**SHORT TASK:**
Your task is to copy every line of the records below that contains "entre".

## begin

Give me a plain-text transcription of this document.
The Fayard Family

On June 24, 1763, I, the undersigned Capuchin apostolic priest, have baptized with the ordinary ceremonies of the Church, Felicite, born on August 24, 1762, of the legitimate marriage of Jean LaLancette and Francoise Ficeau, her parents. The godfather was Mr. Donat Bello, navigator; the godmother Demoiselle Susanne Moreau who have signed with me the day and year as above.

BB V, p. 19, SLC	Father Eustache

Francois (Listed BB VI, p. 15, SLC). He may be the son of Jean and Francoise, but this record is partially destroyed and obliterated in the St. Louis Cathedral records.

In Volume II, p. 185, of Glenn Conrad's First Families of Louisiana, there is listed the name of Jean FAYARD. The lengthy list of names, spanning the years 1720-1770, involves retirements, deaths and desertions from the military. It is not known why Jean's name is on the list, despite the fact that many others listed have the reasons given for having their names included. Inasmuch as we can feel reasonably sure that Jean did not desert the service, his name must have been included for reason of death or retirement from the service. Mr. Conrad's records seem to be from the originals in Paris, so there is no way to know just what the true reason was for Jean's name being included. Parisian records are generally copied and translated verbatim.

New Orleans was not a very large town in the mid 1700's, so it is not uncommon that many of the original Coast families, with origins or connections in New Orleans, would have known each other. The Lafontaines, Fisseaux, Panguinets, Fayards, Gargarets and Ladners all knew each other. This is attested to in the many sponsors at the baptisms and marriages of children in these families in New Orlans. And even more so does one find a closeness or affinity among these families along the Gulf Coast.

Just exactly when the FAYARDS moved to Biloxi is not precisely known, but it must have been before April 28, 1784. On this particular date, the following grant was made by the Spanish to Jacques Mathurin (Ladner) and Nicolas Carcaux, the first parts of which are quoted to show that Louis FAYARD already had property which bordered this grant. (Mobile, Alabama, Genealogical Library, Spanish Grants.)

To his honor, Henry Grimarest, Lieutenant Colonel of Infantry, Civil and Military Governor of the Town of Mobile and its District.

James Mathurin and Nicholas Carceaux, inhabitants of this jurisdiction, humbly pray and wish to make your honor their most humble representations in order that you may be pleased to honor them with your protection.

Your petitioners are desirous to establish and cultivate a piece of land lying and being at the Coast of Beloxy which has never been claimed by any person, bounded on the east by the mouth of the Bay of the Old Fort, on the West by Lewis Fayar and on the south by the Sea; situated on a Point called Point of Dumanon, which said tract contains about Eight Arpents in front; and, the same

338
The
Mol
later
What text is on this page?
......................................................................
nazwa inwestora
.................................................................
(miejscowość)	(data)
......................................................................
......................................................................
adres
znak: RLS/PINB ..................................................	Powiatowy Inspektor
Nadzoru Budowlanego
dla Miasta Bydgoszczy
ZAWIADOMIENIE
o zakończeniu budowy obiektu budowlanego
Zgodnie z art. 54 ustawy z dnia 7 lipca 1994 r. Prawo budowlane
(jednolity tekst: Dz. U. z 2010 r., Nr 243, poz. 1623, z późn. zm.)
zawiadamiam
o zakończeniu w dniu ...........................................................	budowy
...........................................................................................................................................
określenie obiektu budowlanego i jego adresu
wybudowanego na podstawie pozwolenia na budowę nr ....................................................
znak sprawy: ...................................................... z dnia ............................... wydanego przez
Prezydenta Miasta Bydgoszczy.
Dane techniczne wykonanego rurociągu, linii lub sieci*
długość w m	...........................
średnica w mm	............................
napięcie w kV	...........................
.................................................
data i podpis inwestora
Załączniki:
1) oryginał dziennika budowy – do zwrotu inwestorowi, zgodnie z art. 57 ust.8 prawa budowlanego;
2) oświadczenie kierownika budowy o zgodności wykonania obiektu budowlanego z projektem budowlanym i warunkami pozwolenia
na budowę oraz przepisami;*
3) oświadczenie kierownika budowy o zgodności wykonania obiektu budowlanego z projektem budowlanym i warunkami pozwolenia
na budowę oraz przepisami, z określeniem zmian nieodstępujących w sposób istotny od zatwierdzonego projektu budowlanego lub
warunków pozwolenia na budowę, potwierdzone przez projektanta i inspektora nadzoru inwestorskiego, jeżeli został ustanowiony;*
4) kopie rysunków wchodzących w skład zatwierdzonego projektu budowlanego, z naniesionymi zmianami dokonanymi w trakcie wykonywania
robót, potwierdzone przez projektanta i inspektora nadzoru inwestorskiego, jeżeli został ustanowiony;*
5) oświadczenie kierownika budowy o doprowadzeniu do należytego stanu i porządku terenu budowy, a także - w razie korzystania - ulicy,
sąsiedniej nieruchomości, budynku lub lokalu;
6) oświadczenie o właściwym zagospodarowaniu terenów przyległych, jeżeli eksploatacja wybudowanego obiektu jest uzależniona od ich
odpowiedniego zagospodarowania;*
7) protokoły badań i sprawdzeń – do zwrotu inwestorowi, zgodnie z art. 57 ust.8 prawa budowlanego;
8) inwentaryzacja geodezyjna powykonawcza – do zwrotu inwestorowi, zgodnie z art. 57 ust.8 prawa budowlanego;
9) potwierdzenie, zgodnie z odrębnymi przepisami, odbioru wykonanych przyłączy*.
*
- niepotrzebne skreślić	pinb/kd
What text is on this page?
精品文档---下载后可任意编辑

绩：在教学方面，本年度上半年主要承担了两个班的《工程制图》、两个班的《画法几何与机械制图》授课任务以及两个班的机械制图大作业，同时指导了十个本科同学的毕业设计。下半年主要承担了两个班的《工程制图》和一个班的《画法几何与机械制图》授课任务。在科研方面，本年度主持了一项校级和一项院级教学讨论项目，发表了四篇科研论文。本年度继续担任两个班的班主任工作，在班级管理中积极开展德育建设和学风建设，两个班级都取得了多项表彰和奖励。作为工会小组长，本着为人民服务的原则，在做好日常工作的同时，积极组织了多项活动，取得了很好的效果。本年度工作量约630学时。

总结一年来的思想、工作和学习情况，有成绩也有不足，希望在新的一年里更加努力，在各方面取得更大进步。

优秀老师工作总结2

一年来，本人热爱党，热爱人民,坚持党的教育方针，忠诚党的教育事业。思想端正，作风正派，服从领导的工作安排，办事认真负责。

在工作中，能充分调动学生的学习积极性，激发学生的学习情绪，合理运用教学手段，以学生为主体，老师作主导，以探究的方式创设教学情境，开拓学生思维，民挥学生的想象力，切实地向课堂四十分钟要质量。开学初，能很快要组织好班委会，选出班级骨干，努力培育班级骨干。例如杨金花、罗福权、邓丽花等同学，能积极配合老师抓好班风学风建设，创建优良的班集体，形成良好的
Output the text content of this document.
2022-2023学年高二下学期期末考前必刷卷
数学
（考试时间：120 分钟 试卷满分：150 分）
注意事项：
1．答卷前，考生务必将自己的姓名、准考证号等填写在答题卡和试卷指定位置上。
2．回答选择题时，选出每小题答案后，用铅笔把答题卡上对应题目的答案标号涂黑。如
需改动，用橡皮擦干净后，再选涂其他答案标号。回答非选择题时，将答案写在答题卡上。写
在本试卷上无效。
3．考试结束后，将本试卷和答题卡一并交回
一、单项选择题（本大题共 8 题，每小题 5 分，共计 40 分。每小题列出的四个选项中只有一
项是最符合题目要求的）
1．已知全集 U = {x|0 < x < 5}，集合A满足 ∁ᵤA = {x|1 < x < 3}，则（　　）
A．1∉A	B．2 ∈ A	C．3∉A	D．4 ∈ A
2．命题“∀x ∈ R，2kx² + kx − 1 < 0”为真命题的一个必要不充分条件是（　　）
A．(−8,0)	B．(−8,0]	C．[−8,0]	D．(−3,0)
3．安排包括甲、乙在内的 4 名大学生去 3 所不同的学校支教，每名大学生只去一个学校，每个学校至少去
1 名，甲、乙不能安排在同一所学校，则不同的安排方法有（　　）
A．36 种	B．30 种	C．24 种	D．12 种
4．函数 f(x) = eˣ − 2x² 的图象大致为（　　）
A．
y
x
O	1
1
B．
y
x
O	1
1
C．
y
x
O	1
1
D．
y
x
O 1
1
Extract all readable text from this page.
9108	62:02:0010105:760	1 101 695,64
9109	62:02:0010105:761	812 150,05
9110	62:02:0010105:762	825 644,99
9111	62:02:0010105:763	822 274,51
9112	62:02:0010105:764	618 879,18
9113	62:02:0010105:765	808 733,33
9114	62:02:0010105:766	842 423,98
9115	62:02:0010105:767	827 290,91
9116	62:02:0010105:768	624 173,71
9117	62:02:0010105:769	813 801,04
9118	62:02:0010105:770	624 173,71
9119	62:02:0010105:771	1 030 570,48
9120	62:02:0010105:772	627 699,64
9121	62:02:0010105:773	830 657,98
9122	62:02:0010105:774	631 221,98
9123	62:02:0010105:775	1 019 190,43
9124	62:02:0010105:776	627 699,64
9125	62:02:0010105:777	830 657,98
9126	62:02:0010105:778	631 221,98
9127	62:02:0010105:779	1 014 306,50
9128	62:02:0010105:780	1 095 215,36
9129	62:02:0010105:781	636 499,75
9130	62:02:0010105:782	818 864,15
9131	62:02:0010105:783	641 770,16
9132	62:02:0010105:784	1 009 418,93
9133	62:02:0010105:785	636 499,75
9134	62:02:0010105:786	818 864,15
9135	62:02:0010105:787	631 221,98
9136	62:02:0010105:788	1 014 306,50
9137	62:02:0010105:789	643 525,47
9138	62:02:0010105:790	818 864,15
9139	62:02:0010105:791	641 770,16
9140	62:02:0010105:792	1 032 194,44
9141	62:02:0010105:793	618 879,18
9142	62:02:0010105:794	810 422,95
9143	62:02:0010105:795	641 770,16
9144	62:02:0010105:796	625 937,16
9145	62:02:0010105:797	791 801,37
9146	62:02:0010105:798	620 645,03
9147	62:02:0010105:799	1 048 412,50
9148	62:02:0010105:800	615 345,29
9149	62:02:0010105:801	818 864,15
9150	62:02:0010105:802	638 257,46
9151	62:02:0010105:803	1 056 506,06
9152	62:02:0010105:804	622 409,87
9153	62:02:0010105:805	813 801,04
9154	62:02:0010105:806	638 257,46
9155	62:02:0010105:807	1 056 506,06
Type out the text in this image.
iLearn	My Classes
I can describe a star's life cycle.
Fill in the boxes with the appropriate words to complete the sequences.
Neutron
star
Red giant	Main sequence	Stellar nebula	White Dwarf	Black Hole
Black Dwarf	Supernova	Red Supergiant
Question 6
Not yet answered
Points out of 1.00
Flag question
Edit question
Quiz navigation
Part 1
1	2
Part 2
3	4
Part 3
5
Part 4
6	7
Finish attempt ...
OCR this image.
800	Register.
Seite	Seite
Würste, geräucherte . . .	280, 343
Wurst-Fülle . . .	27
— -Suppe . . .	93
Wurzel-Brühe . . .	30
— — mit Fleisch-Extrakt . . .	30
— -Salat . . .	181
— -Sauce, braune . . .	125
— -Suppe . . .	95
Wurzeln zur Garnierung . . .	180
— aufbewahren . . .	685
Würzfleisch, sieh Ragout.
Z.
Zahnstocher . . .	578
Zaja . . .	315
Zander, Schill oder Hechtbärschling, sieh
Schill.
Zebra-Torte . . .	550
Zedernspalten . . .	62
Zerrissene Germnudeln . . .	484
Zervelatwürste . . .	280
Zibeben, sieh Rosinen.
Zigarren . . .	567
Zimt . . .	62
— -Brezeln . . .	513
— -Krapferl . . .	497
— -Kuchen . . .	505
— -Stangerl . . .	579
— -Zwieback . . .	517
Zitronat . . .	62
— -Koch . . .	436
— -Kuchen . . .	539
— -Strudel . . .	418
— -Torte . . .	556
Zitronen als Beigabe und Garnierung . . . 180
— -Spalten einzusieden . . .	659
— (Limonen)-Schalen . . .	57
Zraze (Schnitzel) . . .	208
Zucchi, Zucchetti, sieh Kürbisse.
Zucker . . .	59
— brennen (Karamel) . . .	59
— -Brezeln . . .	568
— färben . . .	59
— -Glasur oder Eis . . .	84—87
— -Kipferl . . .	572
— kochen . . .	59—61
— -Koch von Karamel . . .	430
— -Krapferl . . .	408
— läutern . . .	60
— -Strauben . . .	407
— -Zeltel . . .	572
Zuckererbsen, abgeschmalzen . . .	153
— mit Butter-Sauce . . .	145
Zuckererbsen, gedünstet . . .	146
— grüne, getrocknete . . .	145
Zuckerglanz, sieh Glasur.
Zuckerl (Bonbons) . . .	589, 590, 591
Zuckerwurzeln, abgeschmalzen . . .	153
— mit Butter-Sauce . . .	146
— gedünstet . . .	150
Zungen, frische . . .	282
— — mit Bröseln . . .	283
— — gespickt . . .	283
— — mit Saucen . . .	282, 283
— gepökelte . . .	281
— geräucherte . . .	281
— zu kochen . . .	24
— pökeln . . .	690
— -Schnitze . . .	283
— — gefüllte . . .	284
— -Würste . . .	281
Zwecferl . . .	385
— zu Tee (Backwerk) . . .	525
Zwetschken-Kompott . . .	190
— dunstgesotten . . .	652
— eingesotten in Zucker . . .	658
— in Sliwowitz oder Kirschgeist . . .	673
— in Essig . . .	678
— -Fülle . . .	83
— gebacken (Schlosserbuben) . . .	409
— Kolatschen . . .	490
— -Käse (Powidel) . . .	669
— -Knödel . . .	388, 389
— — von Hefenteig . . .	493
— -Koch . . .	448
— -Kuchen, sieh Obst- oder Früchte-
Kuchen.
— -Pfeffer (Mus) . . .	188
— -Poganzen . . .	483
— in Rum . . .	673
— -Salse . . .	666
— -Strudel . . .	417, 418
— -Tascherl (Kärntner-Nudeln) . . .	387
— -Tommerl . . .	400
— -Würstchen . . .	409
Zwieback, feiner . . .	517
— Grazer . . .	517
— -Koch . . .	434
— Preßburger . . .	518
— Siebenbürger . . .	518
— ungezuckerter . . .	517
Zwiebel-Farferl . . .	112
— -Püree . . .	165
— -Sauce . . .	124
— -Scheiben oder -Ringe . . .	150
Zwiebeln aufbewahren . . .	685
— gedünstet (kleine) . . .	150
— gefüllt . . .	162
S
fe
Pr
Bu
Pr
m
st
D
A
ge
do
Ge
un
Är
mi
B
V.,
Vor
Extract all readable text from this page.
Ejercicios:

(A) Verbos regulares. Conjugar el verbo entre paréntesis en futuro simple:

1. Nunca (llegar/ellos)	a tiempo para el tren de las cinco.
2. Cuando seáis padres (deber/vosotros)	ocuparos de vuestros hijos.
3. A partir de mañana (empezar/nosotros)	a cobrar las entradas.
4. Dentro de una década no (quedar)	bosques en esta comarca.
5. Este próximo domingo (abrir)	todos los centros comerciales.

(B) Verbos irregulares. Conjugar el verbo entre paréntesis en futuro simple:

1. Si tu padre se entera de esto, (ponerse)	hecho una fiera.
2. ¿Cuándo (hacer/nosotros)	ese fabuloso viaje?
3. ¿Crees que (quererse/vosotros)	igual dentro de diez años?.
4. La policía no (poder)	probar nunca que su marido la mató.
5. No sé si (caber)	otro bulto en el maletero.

## end

**EXERCISE OUTPUT:**
(A) Verbos regulares. Conjugar el verbo entre paréntesis en futuro simple:
(B) Verbos irregulares. Conjugar el verbo entre paréntesis en futuro simple:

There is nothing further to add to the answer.